### Task objective
Return all of the data exactly, with nothing left out but the pictures.

### Raw records

····················

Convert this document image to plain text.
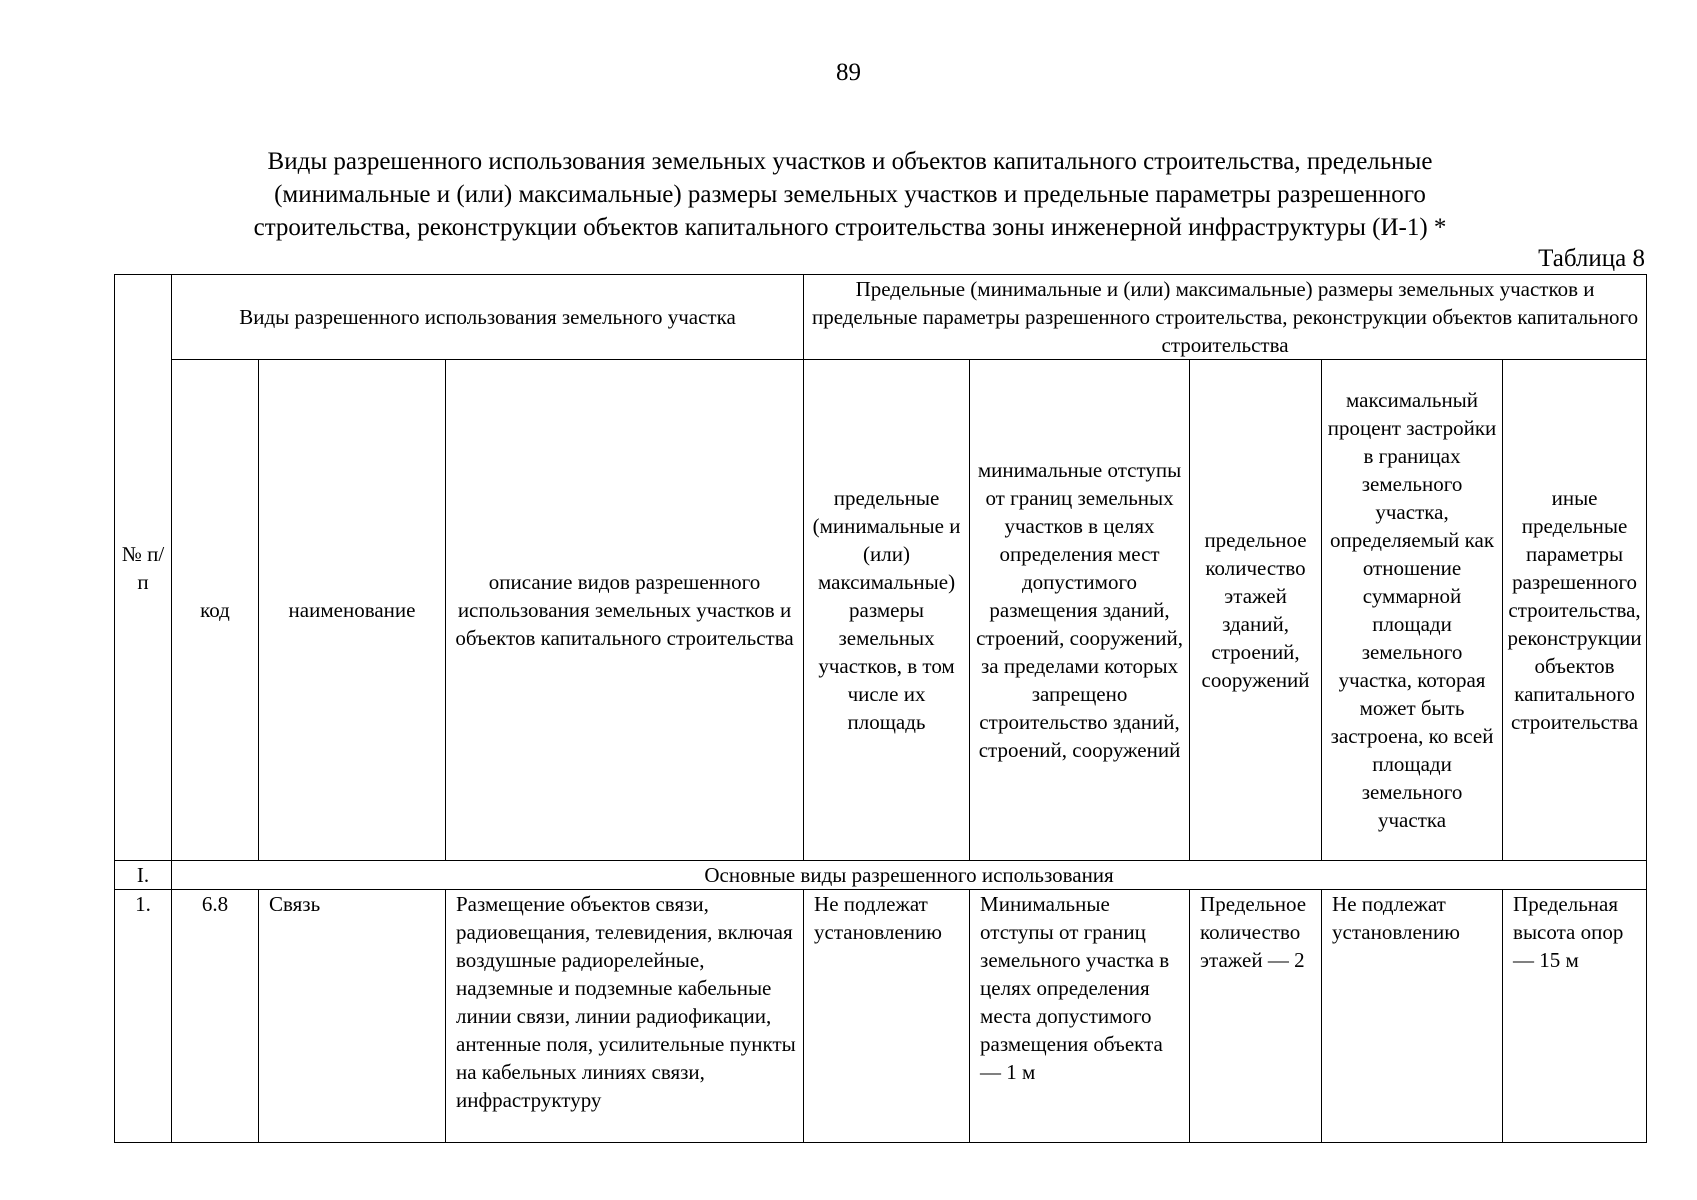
89
Виды разрешенного использования земельных участков и объектов капитального строительства, предельные
(минимальные и (или) максимальные) размеры земельных участков и предельные параметры разрешенного
строительства, реконструкции объектов капитального строительства зоны инженерной инфраструктуры (И-1) *
Таблица 8
№ п/п	Виды разрешенного использования земельного участка			Предельные (минимальные и (или) максимальные) размеры земельных участков и предельные параметры разрешенного строительства, реконструкции объектов капитального строительства				
	код	наименование	описание видов разрешенного использования земельных участков и объектов капитального строительства	предельные (минимальные и (или) максимальные) размеры земельных участков, в том числе их площадь	минимальные отступы от границ земельных участков в целях определения мест допустимого размещения зданий, строений, сооружений, за пределами которых запрещено строительство зданий, строений, сооружений	предельное количество этажей зданий, строений, сооружений	максимальный процент застройки в границах земельного участка, определяемый как отношение суммарной площади земельного участка, которая может быть застроена, ко всей площади земельного участка	иные предельные параметры разрешенного строительства, реконструкции объектов капитального строительства
I.	Основные виды разрешенного использования							
1.	6.8	Связь	Размещение объектов связи, радиовещания, телевидения, включая воздушные радиорелейные, надземные и подземные кабельные линии связи, линии радиофикации, антенные поля, усилительные пункты на кабельных линиях связи, инфраструктуру	Не подлежат установлению	Минимальные отступы от границ земельного участка в целях определения места допустимого размещения объекта — 1 м	Предельное количество этажей — 2	Не подлежат установлению	Предельная высота опор — 15 м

····················

### Worked answer
Convert this document image to plain text.
89
Виды разрешенного использования земельных участков и объектов капитального строительства, предельные
(минимальные и (или) максимальные) размеры земельных участков и предельные параметры разрешенного
строительства, реконструкции объектов капитального строительства зоны инженерной инфраструктуры (И-1) *
Таблица 8
№ п/п	Виды разрешенного использования земельного участка			Предельные (минимальные и (или) максимальные) размеры земельных участков и предельные параметры разрешенного строительства, реконструкции объектов капитального строительства				
	код	наименование	описание видов разрешенного использования земельных участков и объектов капитального строительства	предельные (минимальные и (или) максимальные) размеры земельных участков, в том числе их площадь	минимальные отступы от границ земельных участков в целях определения мест допустимого размещения зданий, строений, сооружений, за пределами которых запрещено строительство зданий, строений, сооружений	предельное количество этажей зданий, строений, сооружений	максимальный процент застройки в границах земельного участка, определяемый как отношение суммарной площади земельного участка, которая может быть застроена, ко всей площади земельного участка	иные предельные параметры разрешенного строительства, реконструкции объектов капитального строительства
I.	Основные виды разрешенного использования							
1.	6.8	Связь	Размещение объектов связи, радиовещания, телевидения, включая воздушные радиорелейные, надземные и подземные кабельные линии связи, линии радиофикации, антенные поля, усилительные пункты на кабельных линиях связи, инфраструктуру	Не подлежат установлению	Минимальные отступы от границ земельного участка в целях определения места допустимого размещения объекта — 1 м	Предельное количество этажей — 2	Не подлежат установлению	Предельная высота опор — 15 м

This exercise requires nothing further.